Repeat the material below exactly, line for line.

════════

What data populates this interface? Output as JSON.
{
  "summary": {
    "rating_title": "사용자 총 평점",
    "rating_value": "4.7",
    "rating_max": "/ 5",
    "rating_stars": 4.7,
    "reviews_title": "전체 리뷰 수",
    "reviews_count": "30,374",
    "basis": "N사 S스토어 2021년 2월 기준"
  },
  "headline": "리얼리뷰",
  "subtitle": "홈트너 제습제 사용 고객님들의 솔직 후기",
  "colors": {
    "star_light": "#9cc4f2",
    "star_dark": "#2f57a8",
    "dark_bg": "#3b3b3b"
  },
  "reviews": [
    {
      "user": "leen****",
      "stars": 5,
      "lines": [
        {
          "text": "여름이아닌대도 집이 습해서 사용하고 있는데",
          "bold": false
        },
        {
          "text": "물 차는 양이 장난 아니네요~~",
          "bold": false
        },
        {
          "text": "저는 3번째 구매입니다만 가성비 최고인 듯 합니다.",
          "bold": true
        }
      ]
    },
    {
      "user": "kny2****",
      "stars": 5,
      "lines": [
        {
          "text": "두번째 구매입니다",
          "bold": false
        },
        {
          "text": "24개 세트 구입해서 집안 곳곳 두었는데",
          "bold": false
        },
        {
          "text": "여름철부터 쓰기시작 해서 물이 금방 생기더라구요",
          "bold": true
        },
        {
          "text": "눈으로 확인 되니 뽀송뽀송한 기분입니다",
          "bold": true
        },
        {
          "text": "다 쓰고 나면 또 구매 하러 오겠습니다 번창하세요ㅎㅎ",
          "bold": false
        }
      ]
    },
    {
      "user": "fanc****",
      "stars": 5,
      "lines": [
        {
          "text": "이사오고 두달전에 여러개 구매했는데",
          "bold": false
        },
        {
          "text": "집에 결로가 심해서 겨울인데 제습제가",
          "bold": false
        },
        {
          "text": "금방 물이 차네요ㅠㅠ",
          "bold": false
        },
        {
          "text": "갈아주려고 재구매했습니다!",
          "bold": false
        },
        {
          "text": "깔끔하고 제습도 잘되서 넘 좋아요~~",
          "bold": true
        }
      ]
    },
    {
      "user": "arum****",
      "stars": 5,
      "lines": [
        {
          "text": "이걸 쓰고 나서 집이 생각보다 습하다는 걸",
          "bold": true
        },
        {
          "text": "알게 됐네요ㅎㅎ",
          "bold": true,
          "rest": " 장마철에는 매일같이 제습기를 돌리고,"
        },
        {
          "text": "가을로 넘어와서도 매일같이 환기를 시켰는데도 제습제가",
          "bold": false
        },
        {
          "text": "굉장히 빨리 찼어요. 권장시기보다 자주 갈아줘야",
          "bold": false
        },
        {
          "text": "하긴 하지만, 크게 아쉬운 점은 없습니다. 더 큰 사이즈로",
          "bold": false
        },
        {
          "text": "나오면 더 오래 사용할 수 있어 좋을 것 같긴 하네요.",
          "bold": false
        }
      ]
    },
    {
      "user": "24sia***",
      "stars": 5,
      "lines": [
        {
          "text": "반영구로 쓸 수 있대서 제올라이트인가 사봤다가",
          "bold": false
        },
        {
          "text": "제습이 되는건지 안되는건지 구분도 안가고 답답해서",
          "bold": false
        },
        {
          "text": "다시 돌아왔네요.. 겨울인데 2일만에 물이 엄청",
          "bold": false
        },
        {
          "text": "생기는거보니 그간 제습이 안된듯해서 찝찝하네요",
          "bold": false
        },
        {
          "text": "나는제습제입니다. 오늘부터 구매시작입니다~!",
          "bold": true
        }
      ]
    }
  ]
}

════════

ANSWER TO THIS PROBLEM:
What data populates this interface? Output as JSON.
{
  "summary": {
    "rating_title": "사용자 총 평점",
    "rating_value": "4.7",
    "rating_max": "/ 5",
    "rating_stars": 4.7,
    "reviews_title": "전체 리뷰 수",
    "reviews_count": "30,374",
    "basis": "N사 S스토어 2021년 2월 기준"
  },
  "headline": "리얼리뷰",
  "subtitle": "홈트너 제습제 사용 고객님들의 솔직 후기",
  "colors": {
    "star_light": "#9cc4f2",
    "star_dark": "#2f57a8",
    "dark_bg": "#3b3b3b"
  },
  "reviews": [
    {
      "user": "leen****",
      "stars": 5,
      "lines": [
        {
          "text": "여름이아닌대도 집이 습해서 사용하고 있는데",
          "bold": false
        },
        {
          "text": "물 차는 양이 장난 아니네요~~",
          "bold": false
        },
        {
          "text": "저는 3번째 구매입니다만 가성비 최고인 듯 합니다.",
          "bold": true
        }
      ]
    },
    {
      "user": "kny2****",
      "stars": 5,
      "lines": [
        {
          "text": "두번째 구매입니다",
          "bold": false
        },
        {
          "text": "24개 세트 구입해서 집안 곳곳 두었는데",
          "bold": false
        },
        {
          "text": "여름철부터 쓰기시작 해서 물이 금방 생기더라구요",
          "bold": true
        },
        {
          "text": "눈으로 확인 되니 뽀송뽀송한 기분입니다",
          "bold": true
        },
        {
          "text": "다 쓰고 나면 또 구매 하러 오겠습니다 번창하세요ㅎㅎ",
          "bold": false
        }
      ]
    },
    {
      "user": "fanc****",
      "stars": 5,
      "lines": [
        {
          "text": "이사오고 두달전에 여러개 구매했는데",
          "bold": false
        },
        {
          "text": "집에 결로가 심해서 겨울인데 제습제가",
          "bold": false
        },
        {
          "text": "금방 물이 차네요ㅠㅠ",
          "bold": false
        },
        {
          "text": "갈아주려고 재구매했습니다!",
          "bold": false
        },
        {
          "text": "깔끔하고 제습도 잘되서 넘 좋아요~~",
          "bold": true
        }
      ]
    },
    {
      "user": "arum****",
      "stars": 5,
      "lines": [
        {
          "text": "이걸 쓰고 나서 집이 생각보다 습하다는 걸",
          "bold": true
        },
        {
          "text": "알게 됐네요ㅎㅎ",
          "bold": true,
          "rest": " 장마철에는 매일같이 제습기를 돌리고,"
        },
        {
          "text": "가을로 넘어와서도 매일같이 환기를 시켰는데도 제습제가",
          "bold": false
        },
        {
          "text": "굉장히 빨리 찼어요. 권장시기보다 자주 갈아줘야",
          "bold": false
        },
        {
          "text": "하긴 하지만, 크게 아쉬운 점은 없습니다. 더 큰 사이즈로",
          "bold": false
        },
        {
          "text": "나오면 더 오래 사용할 수 있어 좋을 것 같긴 하네요.",
          "bold": false
        }
      ]
    },
    {
      "user": "24sia***",
      "stars": 5,
      "lines": [
        {
          "text": "반영구로 쓸 수 있대서 제올라이트인가 사봤다가",
          "bold": false
        },
        {
          "text": "제습이 되는건지 안되는건지 구분도 안가고 답답해서",
          "bold": false
        },
        {
          "text": "다시 돌아왔네요.. 겨울인데 2일만에 물이 엄청",
          "bold": false
        },
        {
          "text": "생기는거보니 그간 제습이 안된듯해서 찝찝하네요",
          "bold": false
        },
        {
          "text": "나는제습제입니다. 오늘부터 구매시작입니다~!",
          "bold": true
        }
      ]
    }
  ]
}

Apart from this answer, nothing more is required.